Material supplied
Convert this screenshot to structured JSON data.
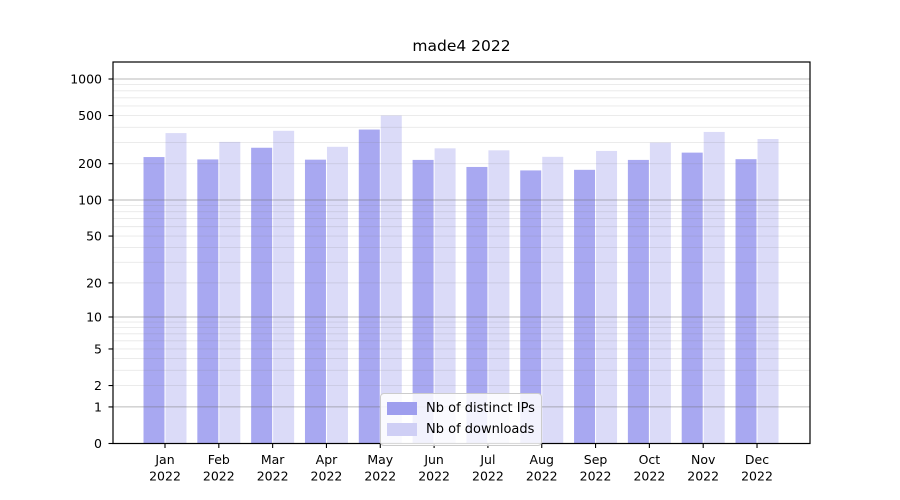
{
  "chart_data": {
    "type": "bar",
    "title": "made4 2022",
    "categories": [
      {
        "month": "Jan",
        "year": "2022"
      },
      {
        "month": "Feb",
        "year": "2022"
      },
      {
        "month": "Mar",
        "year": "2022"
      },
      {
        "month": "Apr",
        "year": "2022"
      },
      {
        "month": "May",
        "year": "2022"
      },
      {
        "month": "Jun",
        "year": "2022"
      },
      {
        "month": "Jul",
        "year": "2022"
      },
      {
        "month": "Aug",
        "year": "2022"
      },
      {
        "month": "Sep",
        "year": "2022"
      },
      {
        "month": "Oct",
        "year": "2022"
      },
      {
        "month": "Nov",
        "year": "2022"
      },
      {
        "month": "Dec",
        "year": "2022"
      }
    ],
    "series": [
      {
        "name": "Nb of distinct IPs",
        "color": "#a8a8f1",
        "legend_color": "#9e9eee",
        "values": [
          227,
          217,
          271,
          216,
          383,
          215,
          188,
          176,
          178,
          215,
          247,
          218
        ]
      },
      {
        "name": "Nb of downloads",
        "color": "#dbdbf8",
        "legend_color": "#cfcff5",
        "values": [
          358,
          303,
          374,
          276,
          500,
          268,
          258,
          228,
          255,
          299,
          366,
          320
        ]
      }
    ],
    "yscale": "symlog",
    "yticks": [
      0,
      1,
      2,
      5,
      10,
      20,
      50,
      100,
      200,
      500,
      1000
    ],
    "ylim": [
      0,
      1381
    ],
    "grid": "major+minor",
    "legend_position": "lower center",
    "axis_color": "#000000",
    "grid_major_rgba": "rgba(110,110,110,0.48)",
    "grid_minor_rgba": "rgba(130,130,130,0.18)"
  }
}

What you need to do
All entries must be written out again exactly as given, with no pictures in the copy.

Solution
Convert this screenshot to structured JSON data.
{
  "chart_data": {
    "type": "bar",
    "title": "made4 2022",
    "categories": [
      {
        "month": "Jan",
        "year": "2022"
      },
      {
        "month": "Feb",
        "year": "2022"
      },
      {
        "month": "Mar",
        "year": "2022"
      },
      {
        "month": "Apr",
        "year": "2022"
      },
      {
        "month": "May",
        "year": "2022"
      },
      {
        "month": "Jun",
        "year": "2022"
      },
      {
        "month": "Jul",
        "year": "2022"
      },
      {
        "month": "Aug",
        "year": "2022"
      },
      {
        "month": "Sep",
        "year": "2022"
      },
      {
        "month": "Oct",
        "year": "2022"
      },
      {
        "month": "Nov",
        "year": "2022"
      },
      {
        "month": "Dec",
        "year": "2022"
      }
    ],
    "series": [
      {
        "name": "Nb of distinct IPs",
        "color": "#a8a8f1",
        "legend_color": "#9e9eee",
        "values": [
          227,
          217,
          271,
          216,
          383,
          215,
          188,
          176,
          178,
          215,
          247,
          218
        ]
      },
      {
        "name": "Nb of downloads",
        "color": "#dbdbf8",
        "legend_color": "#cfcff5",
        "values": [
          358,
          303,
          374,
          276,
          500,
          268,
          258,
          228,
          255,
          299,
          366,
          320
        ]
      }
    ],
    "yscale": "symlog",
    "yticks": [
      0,
      1,
      2,
      5,
      10,
      20,
      50,
      100,
      200,
      500,
      1000
    ],
    "ylim": [
      0,
      1381
    ],
    "grid": "major+minor",
    "legend_position": "lower center",
    "axis_color": "#000000",
    "grid_major_rgba": "rgba(110,110,110,0.48)",
    "grid_minor_rgba": "rgba(130,130,130,0.18)"
  }
}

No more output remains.